WHAT NEEDS TO BE DONE: Retype each record below word for word. Leave the pictures out.

********

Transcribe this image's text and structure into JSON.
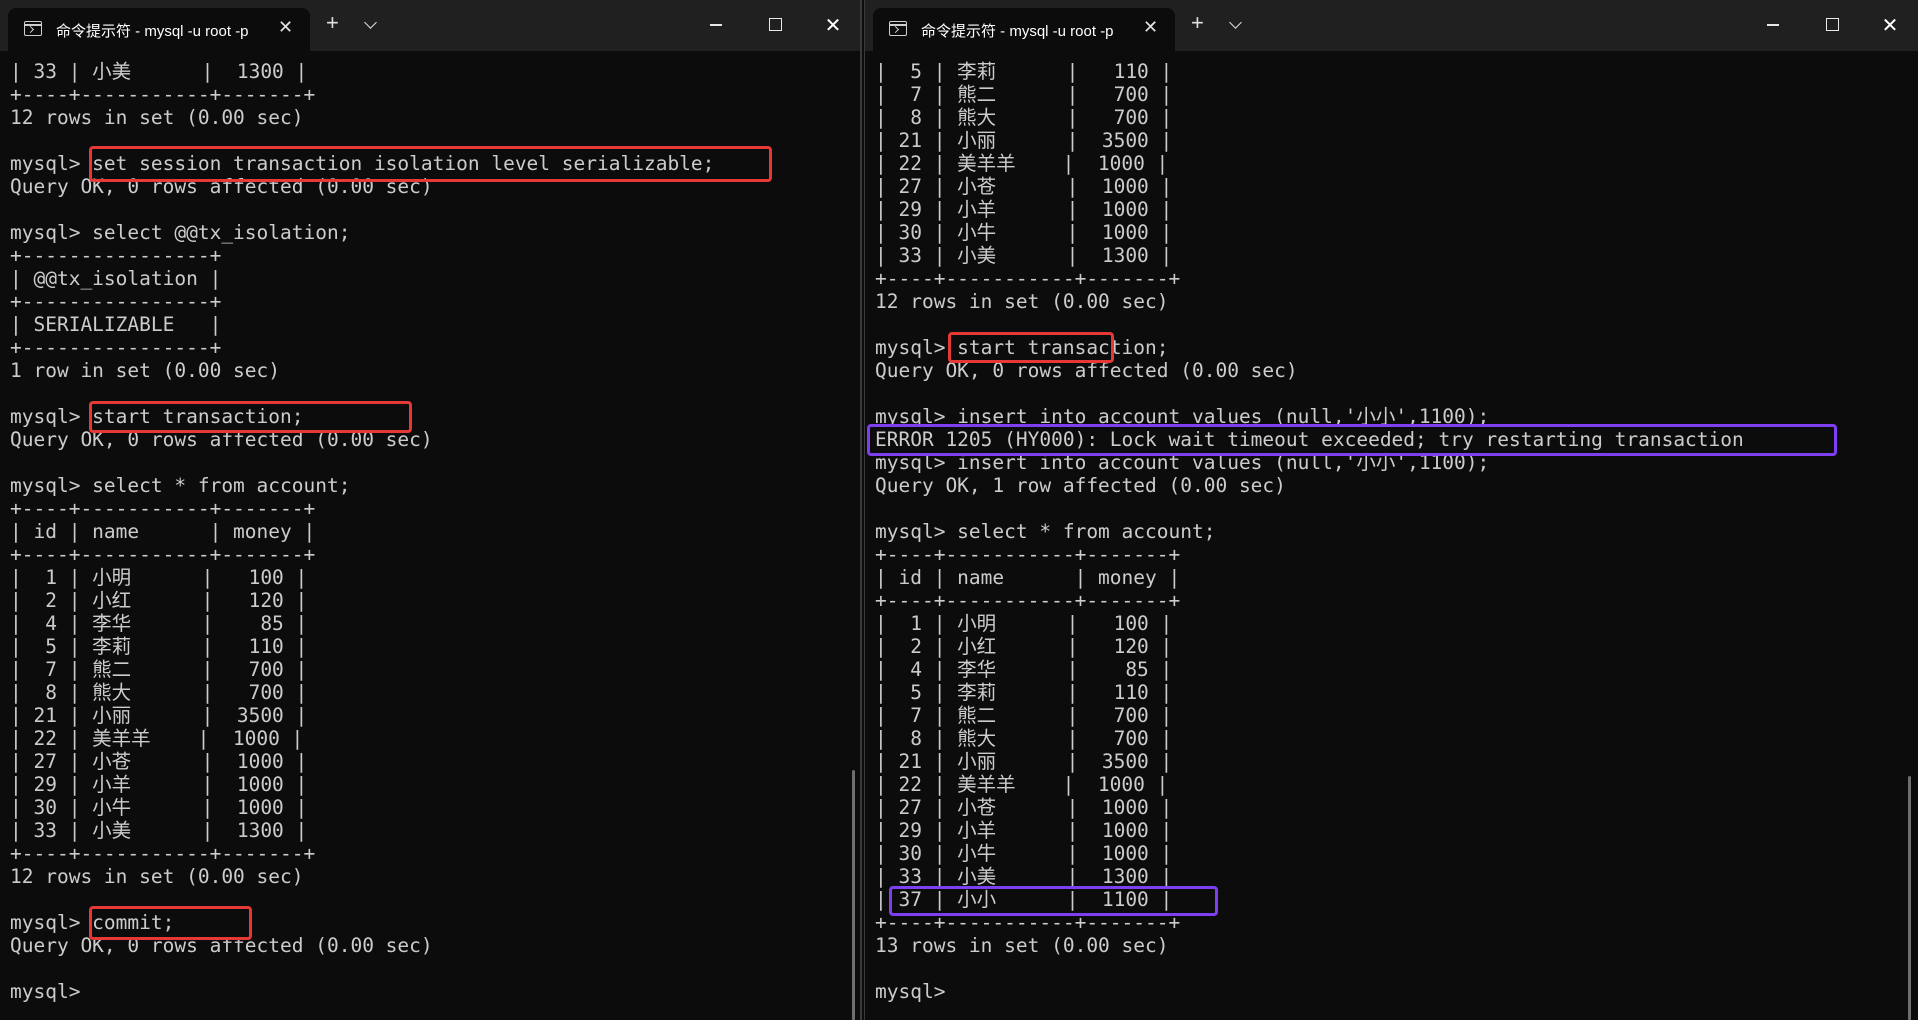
{
  "left_window": {
    "tab_title": "命令提示符 - mysql  -u root -p",
    "tab_close": "✕",
    "new_tab": "+",
    "close_glyph": "✕",
    "lines": [
      "| 33 | 小美      |  1300 |",
      "+----+-----------+-------+",
      "12 rows in set (0.00 sec)",
      "",
      "mysql> set session transaction isolation level serializable;",
      "Query OK, 0 rows affected (0.00 sec)",
      "",
      "mysql> select @@tx_isolation;",
      "+----------------+",
      "| @@tx_isolation |",
      "+----------------+",
      "| SERIALIZABLE   |",
      "+----------------+",
      "1 row in set (0.00 sec)",
      "",
      "mysql> start transaction;",
      "Query OK, 0 rows affected (0.00 sec)",
      "",
      "mysql> select * from account;",
      "+----+-----------+-------+",
      "| id | name      | money |",
      "+----+-----------+-------+",
      "|  1 | 小明      |   100 |",
      "|  2 | 小红      |   120 |",
      "|  4 | 李华      |    85 |",
      "|  5 | 李莉      |   110 |",
      "|  7 | 熊二      |   700 |",
      "|  8 | 熊大      |   700 |",
      "| 21 | 小丽      |  3500 |",
      "| 22 | 美羊羊    |  1000 |",
      "| 27 | 小苍      |  1000 |",
      "| 29 | 小羊      |  1000 |",
      "| 30 | 小牛      |  1000 |",
      "| 33 | 小美      |  1300 |",
      "+----+-----------+-------+",
      "12 rows in set (0.00 sec)",
      "",
      "mysql> commit;",
      "Query OK, 0 rows affected (0.00 sec)",
      "",
      "mysql>"
    ]
  },
  "right_window": {
    "tab_title": "命令提示符 - mysql  -u root -p",
    "tab_close": "✕",
    "new_tab": "+",
    "close_glyph": "✕",
    "lines": [
      "|  5 | 李莉      |   110 |",
      "|  7 | 熊二      |   700 |",
      "|  8 | 熊大      |   700 |",
      "| 21 | 小丽      |  3500 |",
      "| 22 | 美羊羊    |  1000 |",
      "| 27 | 小苍      |  1000 |",
      "| 29 | 小羊      |  1000 |",
      "| 30 | 小牛      |  1000 |",
      "| 33 | 小美      |  1300 |",
      "+----+-----------+-------+",
      "12 rows in set (0.00 sec)",
      "",
      "mysql> start transaction;",
      "Query OK, 0 rows affected (0.00 sec)",
      "",
      "mysql> insert into account values (null,'小小',1100);",
      "ERROR 1205 (HY000): Lock wait timeout exceeded; try restarting transaction",
      "mysql> insert into account values (null,'小小',1100);",
      "Query OK, 1 row affected (0.00 sec)",
      "",
      "mysql> select * from account;",
      "+----+-----------+-------+",
      "| id | name      | money |",
      "+----+-----------+-------+",
      "|  1 | 小明      |   100 |",
      "|  2 | 小红      |   120 |",
      "|  4 | 李华      |    85 |",
      "|  5 | 李莉      |   110 |",
      "|  7 | 熊二      |   700 |",
      "|  8 | 熊大      |   700 |",
      "| 21 | 小丽      |  3500 |",
      "| 22 | 美羊羊    |  1000 |",
      "| 27 | 小苍      |  1000 |",
      "| 29 | 小羊      |  1000 |",
      "| 30 | 小牛      |  1000 |",
      "| 33 | 小美      |  1300 |",
      "| 37 | 小小      |  1100 |",
      "+----+-----------+-------+",
      "13 rows in set (0.00 sec)",
      "",
      "mysql>"
    ]
  },
  "colors": {
    "terminal_bg": "#0c0c0c",
    "terminal_text": "#cccccc",
    "titlebar_bg": "#202020",
    "highlight_red": "#e53935",
    "highlight_purple": "#7e3ff2"
  },
  "icons": {
    "tab_icon": "terminal-icon",
    "minimize": "minimize-icon",
    "maximize": "maximize-icon",
    "close": "close-icon",
    "dropdown": "chevron-down-icon"
  }
}
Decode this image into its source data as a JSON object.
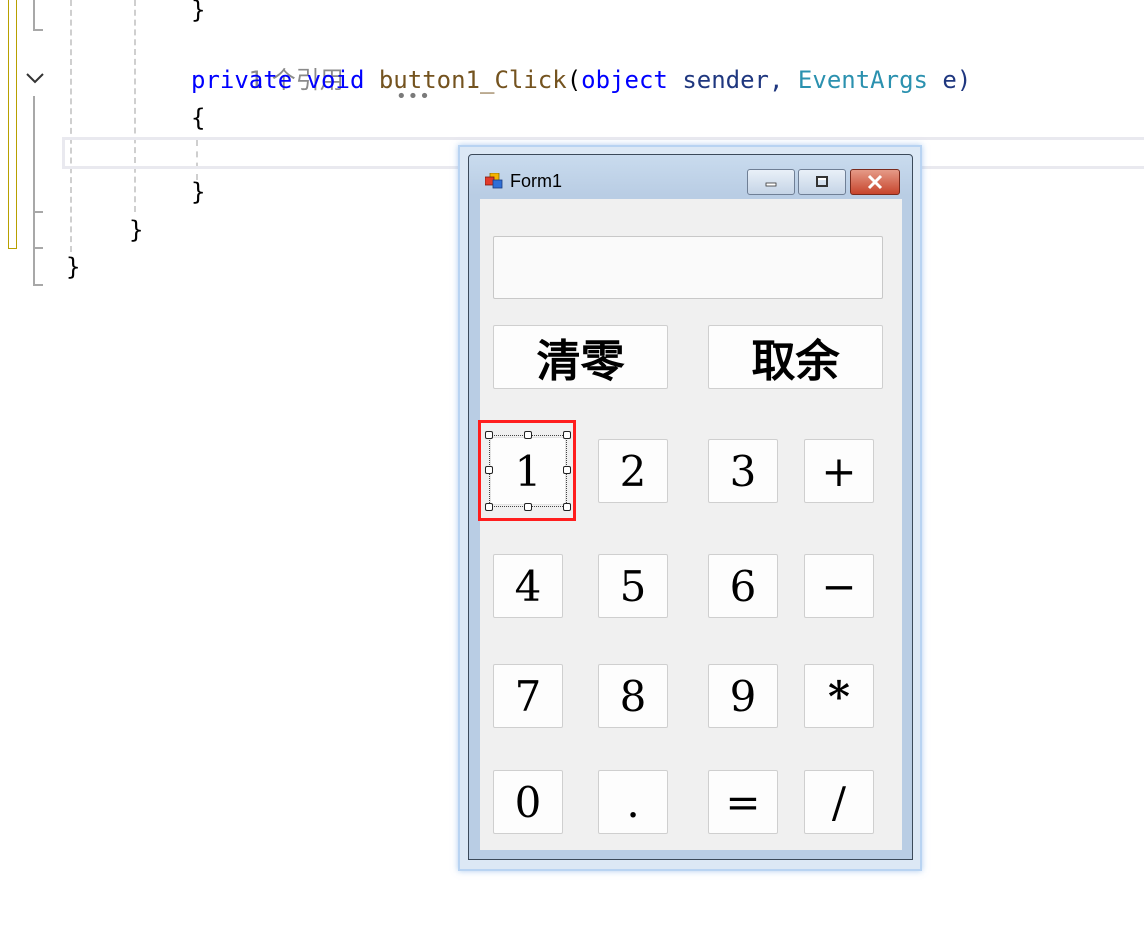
{
  "editor": {
    "lines": {
      "close_brace_top": "}",
      "ref_count": "1 个引用",
      "sig_private": "private",
      "sig_void": "void",
      "sig_method": "button1_Click",
      "sig_open": "(",
      "sig_object": "object",
      "sig_sender": "sender,",
      "sig_type": "EventArgs",
      "sig_e": "e)",
      "open_brace": "{",
      "method_close": "}",
      "class_close": "}",
      "namespace_close": "}"
    }
  },
  "form": {
    "title": "Form1",
    "display_value": "",
    "buttons": {
      "clear": "清零",
      "mod": "取余",
      "b1": "1",
      "b2": "2",
      "b3": "3",
      "plus": "+",
      "b4": "4",
      "b5": "5",
      "b6": "6",
      "minus": "−",
      "b7": "7",
      "b8": "8",
      "b9": "9",
      "mul": "*",
      "b0": "0",
      "dot": ".",
      "eq": "=",
      "div": "/"
    }
  },
  "colors": {
    "keyword": "#0000ff",
    "method": "#74531f",
    "type": "#2b91af",
    "selection": "#ff1e1e"
  }
}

********

RESULT FOR THIS TASK:
Transcribe this image's text and structure into JSON.
{
  "left_window": {
    "tab_title": "命令提示符 - mysql  -u root -p",
    "tab_close": "✕",
    "new_tab": "+",
    "close_glyph": "✕",
    "lines": [
      "| 33 | 小美      |  1300 |",
      "+----+-----------+-------+",
      "12 rows in set (0.00 sec)",
      "",
      "mysql> set session transaction isolation level serializable;",
      "Query OK, 0 rows affected (0.00 sec)",
      "",
      "mysql> select @@tx_isolation;",
      "+----------------+",
      "| @@tx_isolation |",
      "+----------------+",
      "| SERIALIZABLE   |",
      "+----------------+",
      "1 row in set (0.00 sec)",
      "",
      "mysql> start transaction;",
      "Query OK, 0 rows affected (0.00 sec)",
      "",
      "mysql> select * from account;",
      "+----+-----------+-------+",
      "| id | name      | money |",
      "+----+-----------+-------+",
      "|  1 | 小明      |   100 |",
      "|  2 | 小红      |   120 |",
      "|  4 | 李华      |    85 |",
      "|  5 | 李莉      |   110 |",
      "|  7 | 熊二      |   700 |",
      "|  8 | 熊大      |   700 |",
      "| 21 | 小丽      |  3500 |",
      "| 22 | 美羊羊    |  1000 |",
      "| 27 | 小苍      |  1000 |",
      "| 29 | 小羊      |  1000 |",
      "| 30 | 小牛      |  1000 |",
      "| 33 | 小美      |  1300 |",
      "+----+-----------+-------+",
      "12 rows in set (0.00 sec)",
      "",
      "mysql> commit;",
      "Query OK, 0 rows affected (0.00 sec)",
      "",
      "mysql>"
    ]
  },
  "right_window": {
    "tab_title": "命令提示符 - mysql  -u root -p",
    "tab_close": "✕",
    "new_tab": "+",
    "close_glyph": "✕",
    "lines": [
      "|  5 | 李莉      |   110 |",
      "|  7 | 熊二      |   700 |",
      "|  8 | 熊大      |   700 |",
      "| 21 | 小丽      |  3500 |",
      "| 22 | 美羊羊    |  1000 |",
      "| 27 | 小苍      |  1000 |",
      "| 29 | 小羊      |  1000 |",
      "| 30 | 小牛      |  1000 |",
      "| 33 | 小美      |  1300 |",
      "+----+-----------+-------+",
      "12 rows in set (0.00 sec)",
      "",
      "mysql> start transaction;",
      "Query OK, 0 rows affected (0.00 sec)",
      "",
      "mysql> insert into account values (null,'小小',1100);",
      "ERROR 1205 (HY000): Lock wait timeout exceeded; try restarting transaction",
      "mysql> insert into account values (null,'小小',1100);",
      "Query OK, 1 row affected (0.00 sec)",
      "",
      "mysql> select * from account;",
      "+----+-----------+-------+",
      "| id | name      | money |",
      "+----+-----------+-------+",
      "|  1 | 小明      |   100 |",
      "|  2 | 小红      |   120 |",
      "|  4 | 李华      |    85 |",
      "|  5 | 李莉      |   110 |",
      "|  7 | 熊二      |   700 |",
      "|  8 | 熊大      |   700 |",
      "| 21 | 小丽      |  3500 |",
      "| 22 | 美羊羊    |  1000 |",
      "| 27 | 小苍      |  1000 |",
      "| 29 | 小羊      |  1000 |",
      "| 30 | 小牛      |  1000 |",
      "| 33 | 小美      |  1300 |",
      "| 37 | 小小      |  1100 |",
      "+----+-----------+-------+",
      "13 rows in set (0.00 sec)",
      "",
      "mysql>"
    ]
  },
  "colors": {
    "terminal_bg": "#0c0c0c",
    "terminal_text": "#cccccc",
    "titlebar_bg": "#202020",
    "highlight_red": "#e53935",
    "highlight_purple": "#7e3ff2"
  },
  "icons": {
    "tab_icon": "terminal-icon",
    "minimize": "minimize-icon",
    "maximize": "maximize-icon",
    "close": "close-icon",
    "dropdown": "chevron-down-icon"
  }
}
Decode this image into its source data as a JSON object.
{
  "editor": {
    "lines": {
      "close_brace_top": "}",
      "ref_count": "1 个引用",
      "sig_private": "private",
      "sig_void": "void",
      "sig_method": "button1_Click",
      "sig_open": "(",
      "sig_object": "object",
      "sig_sender": "sender,",
      "sig_type": "EventArgs",
      "sig_e": "e)",
      "open_brace": "{",
      "method_close": "}",
      "class_close": "}",
      "namespace_close": "}"
    }
  },
  "form": {
    "title": "Form1",
    "display_value": "",
    "buttons": {
      "clear": "清零",
      "mod": "取余",
      "b1": "1",
      "b2": "2",
      "b3": "3",
      "plus": "+",
      "b4": "4",
      "b5": "5",
      "b6": "6",
      "minus": "−",
      "b7": "7",
      "b8": "8",
      "b9": "9",
      "mul": "*",
      "b0": "0",
      "dot": ".",
      "eq": "=",
      "div": "/"
    }
  },
  "colors": {
    "keyword": "#0000ff",
    "method": "#74531f",
    "type": "#2b91af",
    "selection": "#ff1e1e"
  }
}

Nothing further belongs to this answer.